→ **YOUR GOAL**
Locate each line below that includes "ylabel" and reproduce it.

→ **RECORDS FOR THE EXERCISE**
★ ★ ★

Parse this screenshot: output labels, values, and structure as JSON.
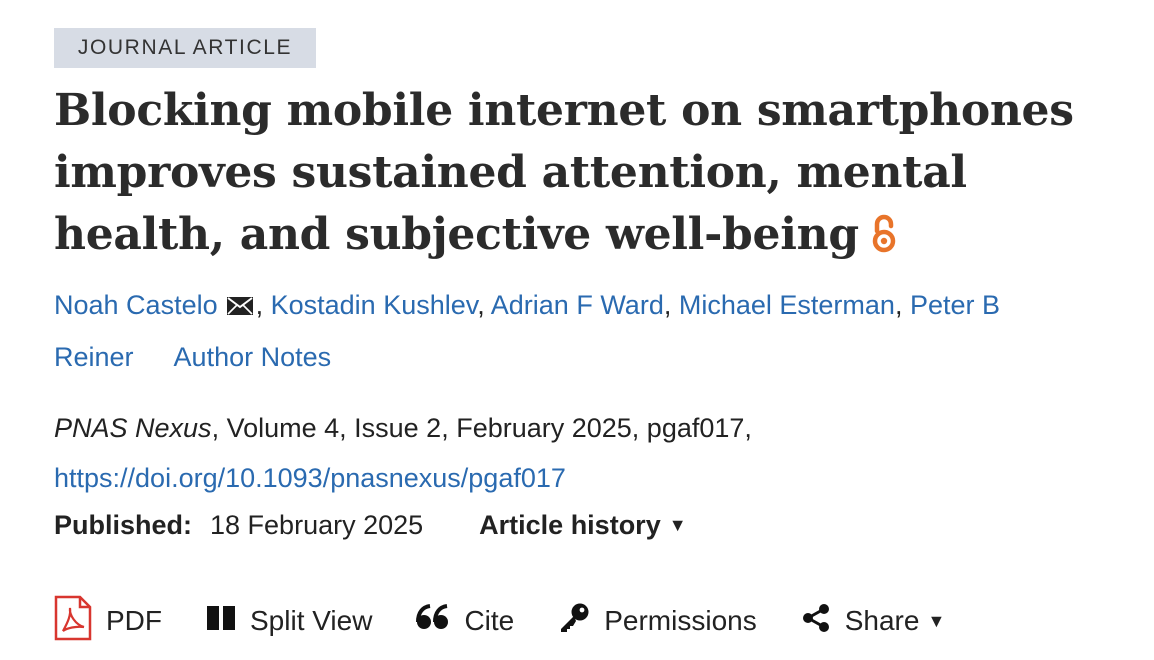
{
  "article": {
    "type_badge": "JOURNAL ARTICLE",
    "title": "Blocking mobile internet on smartphones improves sustained attention, mental health, and subjective well-being",
    "open_access_color": "#e8742a"
  },
  "authors": {
    "list": [
      {
        "name": "Noah Castelo",
        "separator": ", "
      },
      {
        "name": "Kostadin Kushlev",
        "separator": ", "
      },
      {
        "name": "Adrian F Ward",
        "separator": ", "
      },
      {
        "name": "Michael Esterman",
        "separator": ", "
      },
      {
        "name": "Peter B Reiner",
        "separator": ""
      }
    ],
    "author_notes_label": "Author Notes"
  },
  "citation": {
    "journal": "PNAS Nexus",
    "details": ", Volume 4, Issue 2, February 2025, pgaf017,",
    "doi": "https://doi.org/10.1093/pnasnexus/pgaf017"
  },
  "published": {
    "label": "Published:",
    "date": "18 February 2025",
    "history_label": "Article history"
  },
  "toolbar": {
    "pdf": "PDF",
    "split_view": "Split View",
    "cite": "Cite",
    "permissions": "Permissions",
    "share": "Share"
  },
  "colors": {
    "link": "#2a6ab0",
    "pdf_icon": "#d8362f",
    "badge_bg": "#d7dce5"
  }
}
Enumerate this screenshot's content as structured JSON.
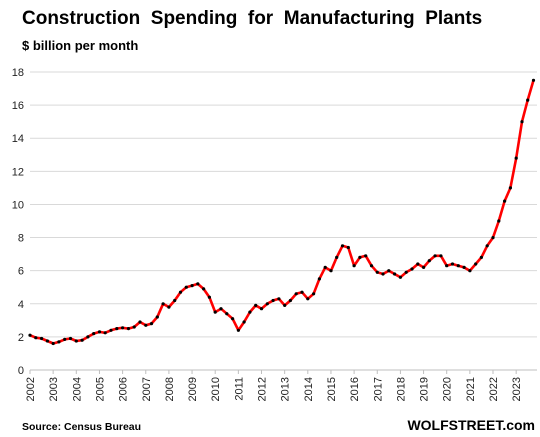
{
  "chart_data": {
    "type": "line",
    "title": "Construction  Spending  for  Manufacturing  Plants",
    "subtitle": "$ billion per month",
    "source": "Source: Census Bureau",
    "brand": "WOLFSTREET.com",
    "ylim": [
      0,
      18
    ],
    "yticks": [
      "0",
      "2",
      "4",
      "6",
      "8",
      "10",
      "12",
      "14",
      "16",
      "18"
    ],
    "xlim": [
      2002,
      2023.9
    ],
    "xticks": [
      "2002",
      "2003",
      "2004",
      "2005",
      "2006",
      "2007",
      "2008",
      "2009",
      "2010",
      "2011",
      "2012",
      "2013",
      "2014",
      "2015",
      "2016",
      "2017",
      "2018",
      "2019",
      "2020",
      "2021",
      "2022",
      "2023"
    ],
    "grid": true,
    "colors": {
      "line": "#ff0000",
      "marker": "#000000",
      "grid": "#d9d9d9"
    },
    "series": [
      {
        "x": [
          2002.0,
          2002.25,
          2002.5,
          2002.75,
          2003.0,
          2003.25,
          2003.5,
          2003.75,
          2004.0,
          2004.25,
          2004.5,
          2004.75,
          2005.0,
          2005.25,
          2005.5,
          2005.75,
          2006.0,
          2006.25,
          2006.5,
          2006.75,
          2007.0,
          2007.25,
          2007.5,
          2007.75,
          2008.0,
          2008.25,
          2008.5,
          2008.75,
          2009.0,
          2009.25,
          2009.5,
          2009.75,
          2010.0,
          2010.25,
          2010.5,
          2010.75,
          2011.0,
          2011.25,
          2011.5,
          2011.75,
          2012.0,
          2012.25,
          2012.5,
          2012.75,
          2013.0,
          2013.25,
          2013.5,
          2013.75,
          2014.0,
          2014.25,
          2014.5,
          2014.75,
          2015.0,
          2015.25,
          2015.5,
          2015.75,
          2016.0,
          2016.25,
          2016.5,
          2016.75,
          2017.0,
          2017.25,
          2017.5,
          2017.75,
          2018.0,
          2018.25,
          2018.5,
          2018.75,
          2019.0,
          2019.25,
          2019.5,
          2019.75,
          2020.0,
          2020.25,
          2020.5,
          2020.75,
          2021.0,
          2021.25,
          2021.5,
          2021.75,
          2022.0,
          2022.25,
          2022.5,
          2022.75,
          2023.0,
          2023.25,
          2023.5,
          2023.75
        ],
        "values": [
          2.1,
          1.95,
          1.9,
          1.75,
          1.6,
          1.7,
          1.85,
          1.9,
          1.75,
          1.8,
          2.0,
          2.2,
          2.3,
          2.25,
          2.4,
          2.5,
          2.55,
          2.5,
          2.6,
          2.9,
          2.7,
          2.8,
          3.2,
          4.0,
          3.8,
          4.2,
          4.7,
          5.0,
          5.1,
          5.2,
          4.9,
          4.4,
          3.5,
          3.7,
          3.4,
          3.1,
          2.4,
          2.9,
          3.5,
          3.9,
          3.7,
          4.0,
          4.2,
          4.3,
          3.9,
          4.2,
          4.6,
          4.7,
          4.3,
          4.6,
          5.5,
          6.2,
          6.0,
          6.8,
          7.5,
          7.4,
          6.3,
          6.8,
          6.9,
          6.3,
          5.9,
          5.8,
          6.0,
          5.8,
          5.6,
          5.9,
          6.1,
          6.4,
          6.2,
          6.6,
          6.9,
          6.9,
          6.3,
          6.4,
          6.3,
          6.2,
          6.0,
          6.4,
          6.8,
          7.5,
          8.0,
          9.0,
          10.2,
          11.0,
          12.8,
          15.0,
          16.3,
          17.5
        ]
      }
    ]
  }
}
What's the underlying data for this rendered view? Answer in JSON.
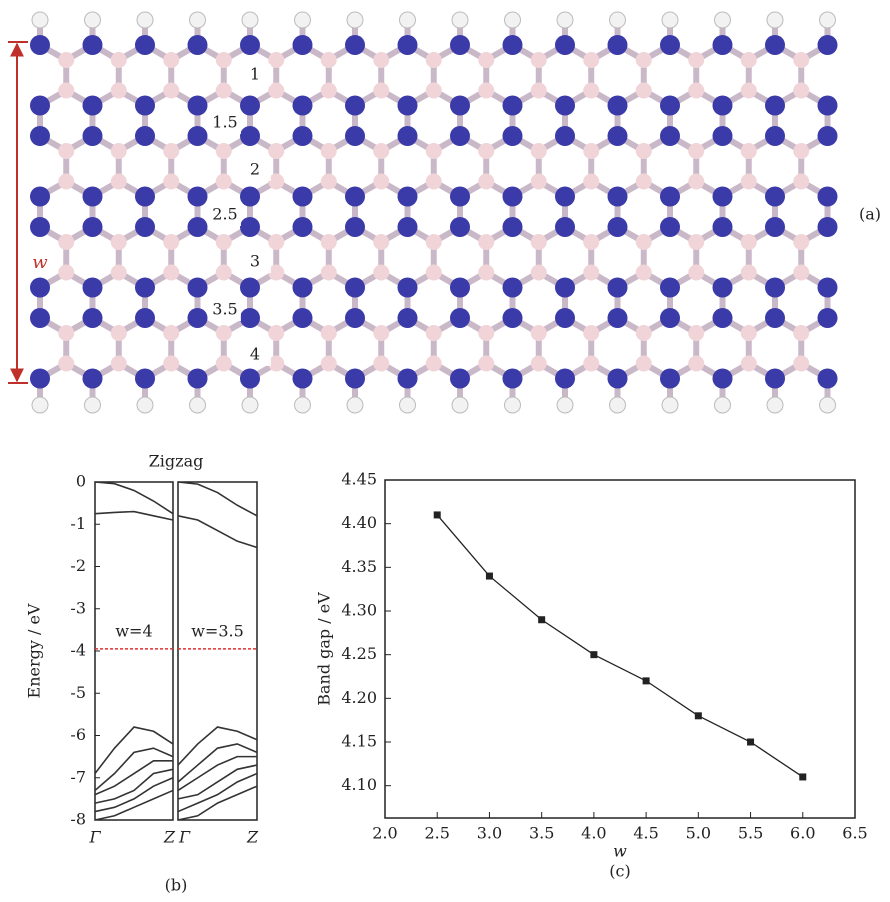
{
  "structure": {
    "labels": [
      "1",
      "1.5",
      "2",
      "2.5",
      "3",
      "3.5",
      "4"
    ],
    "width_label": "w",
    "caption": "(a)"
  },
  "chart_data": [
    {
      "type": "band",
      "title": "Zigzag",
      "ylabel": "Energy / eV",
      "ylim": [
        -8,
        0
      ],
      "yticks": [
        0,
        -1,
        -2,
        -3,
        -4,
        -5,
        -6,
        -7,
        -8
      ],
      "caption": "(b)",
      "line_color": "#333333",
      "fermi_color": "#e03030",
      "panels": [
        {
          "annotation": "w=4",
          "xlabels": [
            "Γ",
            "Z"
          ],
          "fermi": -3.95,
          "x": [
            0,
            0.25,
            0.5,
            0.75,
            1
          ],
          "bands": [
            [
              0,
              -0.04,
              -0.2,
              -0.45,
              -0.75
            ],
            [
              -0.75,
              -0.72,
              -0.7,
              -0.8,
              -0.9
            ],
            [
              -6.9,
              -6.3,
              -5.8,
              -5.9,
              -6.2
            ],
            [
              -7.3,
              -6.9,
              -6.4,
              -6.3,
              -6.5
            ],
            [
              -7.4,
              -7.2,
              -6.9,
              -6.6,
              -6.6
            ],
            [
              -7.6,
              -7.5,
              -7.3,
              -6.9,
              -6.8
            ],
            [
              -7.8,
              -7.7,
              -7.5,
              -7.2,
              -7.0
            ],
            [
              -8,
              -7.9,
              -7.7,
              -7.5,
              -7.3
            ]
          ]
        },
        {
          "annotation": "w=3.5",
          "xlabels": [
            "Γ",
            "Z"
          ],
          "fermi": -3.95,
          "x": [
            0,
            0.25,
            0.5,
            0.75,
            1
          ],
          "bands": [
            [
              0,
              -0.05,
              -0.25,
              -0.55,
              -0.8
            ],
            [
              -0.8,
              -0.9,
              -1.15,
              -1.4,
              -1.55
            ],
            [
              -6.7,
              -6.2,
              -5.8,
              -5.9,
              -6.1
            ],
            [
              -7.1,
              -6.7,
              -6.3,
              -6.2,
              -6.4
            ],
            [
              -7.3,
              -7.0,
              -6.7,
              -6.5,
              -6.5
            ],
            [
              -7.5,
              -7.4,
              -7.1,
              -6.8,
              -6.7
            ],
            [
              -7.8,
              -7.6,
              -7.4,
              -7.1,
              -6.9
            ],
            [
              -8,
              -7.9,
              -7.6,
              -7.4,
              -7.2
            ]
          ]
        }
      ]
    },
    {
      "type": "line",
      "xlabel": "w",
      "ylabel": "Band gap / eV",
      "caption": "(c)",
      "color": "#222222",
      "x": [
        2.5,
        3.0,
        3.5,
        4.0,
        4.5,
        5.0,
        5.5,
        6.0
      ],
      "values": [
        4.41,
        4.34,
        4.29,
        4.25,
        4.22,
        4.18,
        4.15,
        4.11
      ],
      "xlim": [
        2,
        6.5
      ],
      "ylim": [
        4.063,
        4.45
      ],
      "xticks": [
        {
          "value": 2,
          "label": "2.0"
        },
        2.5,
        {
          "value": 3,
          "label": "3.0"
        },
        3.5,
        {
          "value": 4,
          "label": "4.0"
        },
        4.5,
        {
          "value": 5,
          "label": "5.0"
        },
        5.5,
        {
          "value": 6,
          "label": "6.0"
        },
        6.5
      ],
      "yticks": [
        {
          "value": 4.1,
          "label": "4.10"
        },
        4.15,
        {
          "value": 4.2,
          "label": "4.20"
        },
        4.25,
        {
          "value": 4.3,
          "label": "4.30"
        },
        4.35,
        {
          "value": 4.4,
          "label": "4.40"
        },
        4.45
      ]
    }
  ]
}
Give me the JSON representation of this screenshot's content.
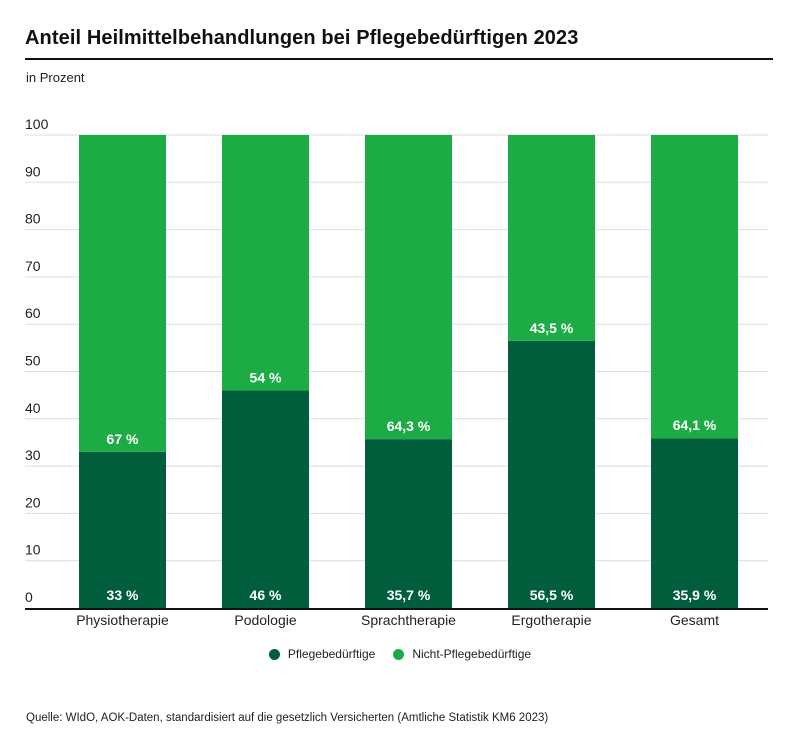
{
  "header": {
    "title": "Anteil Heilmittelbehandlungen bei Pflegebedürftigen 2023",
    "subtitle": "in Prozent"
  },
  "source": "Quelle: WIdO, AOK-Daten, standardisiert auf die gesetzlich Versicherten (Amtliche Statistik KM6 2023)",
  "colors": {
    "pflegebeduerftige": "#005e3c",
    "nicht_pflegebeduerftige": "#1dab45",
    "grid": "#dddddd",
    "axis": "#111111"
  },
  "chart_data": {
    "type": "bar",
    "stacked": true,
    "title": "Anteil Heilmittelbehandlungen bei Pflegebedürftigen 2023",
    "subtitle": "in Prozent",
    "xlabel": "",
    "ylabel": "in Prozent",
    "ylim": [
      0,
      100
    ],
    "yticks": [
      0,
      10,
      20,
      30,
      40,
      50,
      60,
      70,
      80,
      90,
      100
    ],
    "grid": true,
    "legend_position": "bottom-center",
    "categories": [
      "Physiotherapie",
      "Podologie",
      "Sprachtherapie",
      "Ergotherapie",
      "Gesamt"
    ],
    "series": [
      {
        "name": "Pflegebedürftige",
        "color": "#005e3c",
        "values": [
          33,
          46,
          35.7,
          56.5,
          35.9
        ],
        "labels": [
          "33 %",
          "46 %",
          "35,7 %",
          "56,5 %",
          "35,9 %"
        ]
      },
      {
        "name": "Nicht-Pflegebedürftige",
        "color": "#1dab45",
        "values": [
          67,
          54,
          64.3,
          43.5,
          64.1
        ],
        "labels": [
          "67 %",
          "54 %",
          "64,3 %",
          "43,5 %",
          "64,1 %"
        ]
      }
    ]
  }
}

★ ★ ★

→ **FULL OUTPUT**
      "ylabel": "Energy / eV",
      "ylabel": "Band gap / eV",
    "ylabel": "in Prozent",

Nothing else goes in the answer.